Short problem —
Determine how many lines below hold the string "истории". Reply with the number alone.

Data listing —
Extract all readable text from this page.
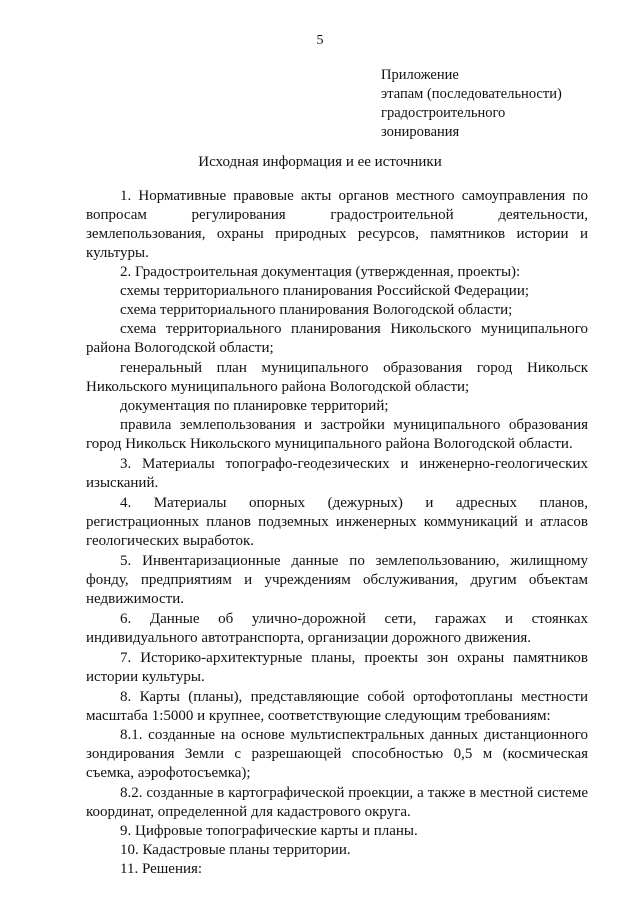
5
Приложение
этапам (последовательности)
градостроительного
зонирования
Исходная информация и ее источники

1. Нормативные правовые акты органов местного самоуправления по вопросам регулирования градостроительной деятельности, землепользования, охраны природных ресурсов, памятников истории и культуры.

2. Градостроительная документация (утвержденная, проекты):

схемы территориального планирования Российской Федерации;

схема территориального планирования Вологодской области;

схема территориального планирования Никольского муниципального района Вологодской области;

генеральный план муниципального образования город Никольск Никольского муниципального района Вологодской области;

документация по планировке территорий;

правила землепользования и застройки муниципального образования город Никольск Никольского муниципального района Вологодской области.

3. Материалы топографо-геодезических и инженерно-геологических изысканий.

4. Материалы опорных (дежурных) и адресных планов, регистрационных планов подземных инженерных коммуникаций и атласов геологических выработок.

5. Инвентаризационные данные по землепользованию, жилищному фонду, предприятиям и учреждениям обслуживания, другим объектам недвижимости.

6. Данные об улично-дорожной сети, гаражах и стоянках индивидуального автотранспорта, организации дорожного движения.

7. Историко-архитектурные планы, проекты зон охраны памятников истории культуры.

8. Карты (планы), представляющие собой ортофотопланы местности масштаба 1:5000 и крупнее, соответствующие следующим требованиям:

8.1. созданные на основе мультиспектральных данных дистанционного зондирования Земли с разрешающей способностью 0,5 м (космическая съемка, аэрофотосъемка);

8.2. созданные в картографической проекции, а также в местной системе координат, определенной для кадастрового округа.

9. Цифровые топографические карты и планы.

10. Кадастровые планы территории.

11. Решения:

Exercise answer —
2